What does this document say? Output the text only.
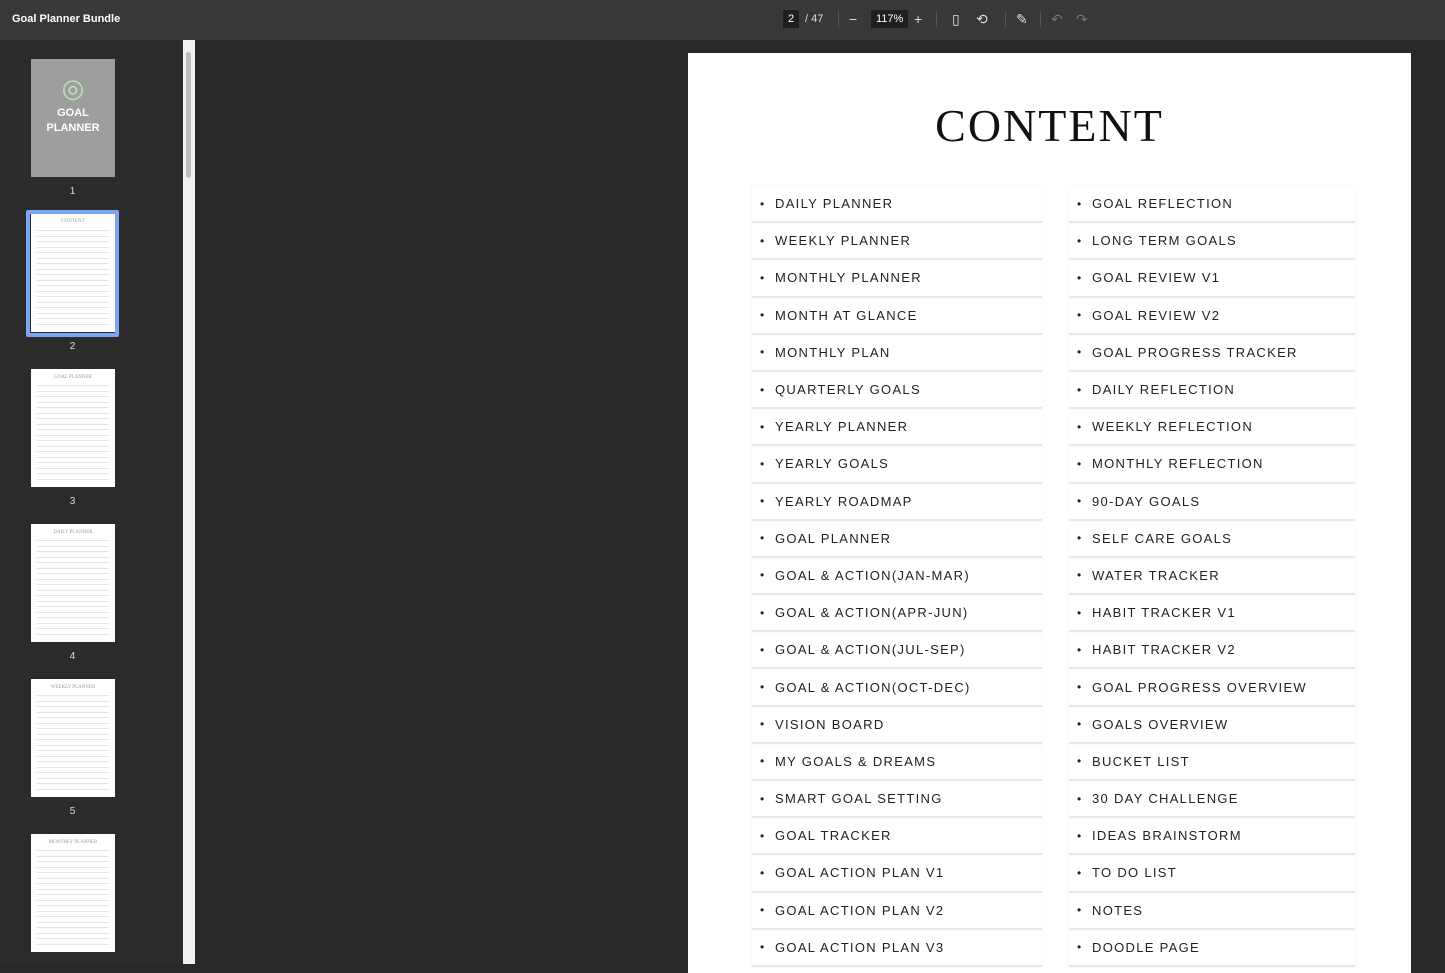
Goal Planner Bundle	2 / 47 −	117% + ▯ ⟲ ✎ ↶ ↷
◎
GOAL PLANNER
1
CONTENT
2
GOAL PLANNER
3
DAILY PLANNER
4
WEEKLY PLANNER
5
MONTHLY PLANNER
CONTENT
• DAILY PLANNER
• WEEKLY PLANNER
• MONTHLY PLANNER
• MONTH AT GLANCE
• MONTHLY PLAN
• QUARTERLY GOALS
• YEARLY PLANNER
• YEARLY GOALS
• YEARLY ROADMAP
• GOAL PLANNER
• GOAL & ACTION(JAN-MAR)
• GOAL & ACTION(APR-JUN)
• GOAL & ACTION(JUL-SEP)
• GOAL & ACTION(OCT-DEC)
• VISION BOARD
• MY GOALS & DREAMS
• SMART GOAL SETTING
• GOAL TRACKER
• GOAL ACTION PLAN V1
• GOAL ACTION PLAN V2
• GOAL ACTION PLAN V3
• GOAL REFLECTION
• LONG TERM GOALS
• GOAL REVIEW V1
• GOAL REVIEW V2
• GOAL PROGRESS TRACKER
• DAILY REFLECTION
• WEEKLY REFLECTION
• MONTHLY REFLECTION
• 90-DAY GOALS
• SELF CARE GOALS
• WATER TRACKER
• HABIT TRACKER V1
• HABIT TRACKER V2
• GOAL PROGRESS OVERVIEW
• GOALS OVERVIEW
• BUCKET LIST
• 30 DAY CHALLENGE
• IDEAS BRAINSTORM
• TO DO LIST
• NOTES
• DOODLE PAGE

= Task objective =
Copy the records word for word, leaving no picture in the copy.

= Result =
What does this document say? Output the text only.
Goal Planner Bundle	2 / 47 −	117% + ▯ ⟲ ✎ ↶ ↷
◎
GOAL PLANNER
1
CONTENT
2
GOAL PLANNER
3
DAILY PLANNER
4
WEEKLY PLANNER
5
MONTHLY PLANNER
CONTENT
• DAILY PLANNER
• WEEKLY PLANNER
• MONTHLY PLANNER
• MONTH AT GLANCE
• MONTHLY PLAN
• QUARTERLY GOALS
• YEARLY PLANNER
• YEARLY GOALS
• YEARLY ROADMAP
• GOAL PLANNER
• GOAL & ACTION(JAN-MAR)
• GOAL & ACTION(APR-JUN)
• GOAL & ACTION(JUL-SEP)
• GOAL & ACTION(OCT-DEC)
• VISION BOARD
• MY GOALS & DREAMS
• SMART GOAL SETTING
• GOAL TRACKER
• GOAL ACTION PLAN V1
• GOAL ACTION PLAN V2
• GOAL ACTION PLAN V3
• GOAL REFLECTION
• LONG TERM GOALS
• GOAL REVIEW V1
• GOAL REVIEW V2
• GOAL PROGRESS TRACKER
• DAILY REFLECTION
• WEEKLY REFLECTION
• MONTHLY REFLECTION
• 90-DAY GOALS
• SELF CARE GOALS
• WATER TRACKER
• HABIT TRACKER V1
• HABIT TRACKER V2
• GOAL PROGRESS OVERVIEW
• GOALS OVERVIEW
• BUCKET LIST
• 30 DAY CHALLENGE
• IDEAS BRAINSTORM
• TO DO LIST
• NOTES
• DOODLE PAGE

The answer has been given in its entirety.